=== Given information ===
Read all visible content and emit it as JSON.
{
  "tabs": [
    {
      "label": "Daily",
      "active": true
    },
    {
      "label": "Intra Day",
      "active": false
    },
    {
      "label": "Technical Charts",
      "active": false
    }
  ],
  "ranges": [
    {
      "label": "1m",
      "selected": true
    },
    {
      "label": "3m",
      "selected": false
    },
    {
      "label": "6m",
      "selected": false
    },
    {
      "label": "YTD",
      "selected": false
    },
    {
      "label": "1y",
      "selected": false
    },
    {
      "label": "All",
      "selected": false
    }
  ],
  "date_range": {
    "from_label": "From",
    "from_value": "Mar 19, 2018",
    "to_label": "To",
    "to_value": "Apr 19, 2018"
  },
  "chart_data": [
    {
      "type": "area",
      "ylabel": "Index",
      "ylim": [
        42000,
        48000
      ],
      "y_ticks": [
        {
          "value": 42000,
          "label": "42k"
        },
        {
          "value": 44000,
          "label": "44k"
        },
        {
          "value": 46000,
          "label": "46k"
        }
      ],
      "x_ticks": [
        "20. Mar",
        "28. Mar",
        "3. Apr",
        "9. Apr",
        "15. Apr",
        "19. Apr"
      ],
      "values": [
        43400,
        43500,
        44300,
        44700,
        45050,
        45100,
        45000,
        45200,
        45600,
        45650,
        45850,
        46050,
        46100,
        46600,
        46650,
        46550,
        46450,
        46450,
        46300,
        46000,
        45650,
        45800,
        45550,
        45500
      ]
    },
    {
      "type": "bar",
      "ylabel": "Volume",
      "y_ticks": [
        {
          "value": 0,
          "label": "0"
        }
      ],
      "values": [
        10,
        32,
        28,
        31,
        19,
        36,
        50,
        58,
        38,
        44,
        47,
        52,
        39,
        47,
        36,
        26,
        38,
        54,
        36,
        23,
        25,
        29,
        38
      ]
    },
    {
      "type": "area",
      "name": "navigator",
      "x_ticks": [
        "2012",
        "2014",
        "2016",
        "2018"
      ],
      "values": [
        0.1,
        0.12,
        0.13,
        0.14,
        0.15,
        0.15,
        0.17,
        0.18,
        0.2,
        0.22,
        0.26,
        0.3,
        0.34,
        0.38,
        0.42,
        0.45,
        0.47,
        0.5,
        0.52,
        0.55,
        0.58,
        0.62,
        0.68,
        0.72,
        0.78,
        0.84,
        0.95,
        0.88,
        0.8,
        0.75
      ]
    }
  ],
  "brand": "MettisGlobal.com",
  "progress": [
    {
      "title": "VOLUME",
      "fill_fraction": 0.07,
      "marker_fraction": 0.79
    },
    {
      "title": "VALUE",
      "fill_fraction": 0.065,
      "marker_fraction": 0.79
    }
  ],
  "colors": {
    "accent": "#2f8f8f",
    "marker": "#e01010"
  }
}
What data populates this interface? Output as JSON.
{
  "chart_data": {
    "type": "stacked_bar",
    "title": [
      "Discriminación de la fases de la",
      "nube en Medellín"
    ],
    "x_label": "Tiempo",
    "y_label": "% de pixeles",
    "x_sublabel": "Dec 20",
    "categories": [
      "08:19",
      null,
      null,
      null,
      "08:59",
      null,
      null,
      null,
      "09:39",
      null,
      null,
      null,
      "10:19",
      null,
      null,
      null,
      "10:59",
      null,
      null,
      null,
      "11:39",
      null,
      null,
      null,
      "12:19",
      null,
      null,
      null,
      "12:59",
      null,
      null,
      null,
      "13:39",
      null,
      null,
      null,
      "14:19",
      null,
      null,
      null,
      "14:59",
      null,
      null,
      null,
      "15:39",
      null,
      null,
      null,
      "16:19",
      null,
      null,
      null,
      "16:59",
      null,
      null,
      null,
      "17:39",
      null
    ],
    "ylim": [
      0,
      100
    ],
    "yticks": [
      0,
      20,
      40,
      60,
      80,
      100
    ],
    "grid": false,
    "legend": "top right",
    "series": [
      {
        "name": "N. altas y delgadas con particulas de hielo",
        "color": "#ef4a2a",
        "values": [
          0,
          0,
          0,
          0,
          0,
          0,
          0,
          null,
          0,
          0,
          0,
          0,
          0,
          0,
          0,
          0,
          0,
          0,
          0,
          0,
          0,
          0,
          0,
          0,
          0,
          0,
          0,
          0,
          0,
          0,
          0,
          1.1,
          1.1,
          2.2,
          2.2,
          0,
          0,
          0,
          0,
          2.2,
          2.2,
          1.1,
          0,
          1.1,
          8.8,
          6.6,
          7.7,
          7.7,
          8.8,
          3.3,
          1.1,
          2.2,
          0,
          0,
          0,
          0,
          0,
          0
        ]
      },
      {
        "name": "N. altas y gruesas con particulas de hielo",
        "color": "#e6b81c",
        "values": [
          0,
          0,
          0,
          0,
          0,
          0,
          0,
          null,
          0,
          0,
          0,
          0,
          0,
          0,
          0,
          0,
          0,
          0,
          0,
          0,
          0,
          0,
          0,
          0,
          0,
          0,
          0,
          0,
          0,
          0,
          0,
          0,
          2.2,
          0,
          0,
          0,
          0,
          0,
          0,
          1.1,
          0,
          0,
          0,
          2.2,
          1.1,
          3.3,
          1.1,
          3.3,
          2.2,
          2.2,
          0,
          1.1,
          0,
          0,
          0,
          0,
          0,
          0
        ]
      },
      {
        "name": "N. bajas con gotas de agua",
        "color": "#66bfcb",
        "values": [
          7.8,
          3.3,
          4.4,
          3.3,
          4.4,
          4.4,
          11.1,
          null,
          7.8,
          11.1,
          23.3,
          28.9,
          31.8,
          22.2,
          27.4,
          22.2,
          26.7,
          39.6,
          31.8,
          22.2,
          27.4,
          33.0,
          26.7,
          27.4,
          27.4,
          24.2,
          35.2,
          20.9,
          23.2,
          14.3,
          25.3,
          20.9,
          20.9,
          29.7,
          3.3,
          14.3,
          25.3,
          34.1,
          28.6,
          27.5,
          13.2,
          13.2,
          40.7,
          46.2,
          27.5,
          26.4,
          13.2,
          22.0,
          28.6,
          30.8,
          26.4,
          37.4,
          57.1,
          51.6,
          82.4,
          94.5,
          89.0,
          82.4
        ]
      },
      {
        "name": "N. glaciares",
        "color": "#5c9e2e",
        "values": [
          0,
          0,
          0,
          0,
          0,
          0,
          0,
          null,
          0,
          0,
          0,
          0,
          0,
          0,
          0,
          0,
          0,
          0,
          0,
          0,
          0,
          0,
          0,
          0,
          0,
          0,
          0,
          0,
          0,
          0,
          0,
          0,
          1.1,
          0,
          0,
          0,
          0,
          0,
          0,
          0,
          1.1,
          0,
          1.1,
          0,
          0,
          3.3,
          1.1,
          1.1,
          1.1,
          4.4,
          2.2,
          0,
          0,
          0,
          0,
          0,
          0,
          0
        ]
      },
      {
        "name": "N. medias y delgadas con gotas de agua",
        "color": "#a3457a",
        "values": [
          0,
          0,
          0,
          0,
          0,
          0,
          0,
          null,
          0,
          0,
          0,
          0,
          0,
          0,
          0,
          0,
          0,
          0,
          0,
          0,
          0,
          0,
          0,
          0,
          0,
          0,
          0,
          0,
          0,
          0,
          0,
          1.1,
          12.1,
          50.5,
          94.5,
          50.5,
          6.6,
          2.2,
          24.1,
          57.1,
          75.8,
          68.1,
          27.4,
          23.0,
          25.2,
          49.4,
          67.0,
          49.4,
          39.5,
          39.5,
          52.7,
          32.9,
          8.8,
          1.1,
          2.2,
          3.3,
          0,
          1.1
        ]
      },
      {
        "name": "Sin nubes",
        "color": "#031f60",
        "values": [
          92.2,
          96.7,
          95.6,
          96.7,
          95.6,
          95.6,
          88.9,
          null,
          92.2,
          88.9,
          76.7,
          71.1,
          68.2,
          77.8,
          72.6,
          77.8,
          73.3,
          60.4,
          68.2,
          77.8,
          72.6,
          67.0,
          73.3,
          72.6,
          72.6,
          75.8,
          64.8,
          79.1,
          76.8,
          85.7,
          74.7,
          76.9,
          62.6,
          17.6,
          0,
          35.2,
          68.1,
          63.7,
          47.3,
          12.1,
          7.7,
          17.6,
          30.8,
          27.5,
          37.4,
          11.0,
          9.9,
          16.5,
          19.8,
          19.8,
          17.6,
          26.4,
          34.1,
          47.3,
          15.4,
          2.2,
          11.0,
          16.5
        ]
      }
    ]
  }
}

=== Exercise goal ===
Some lines of the data may hold the word "JSON". Say how many do, with nothing else.

=== Finished answer ===
2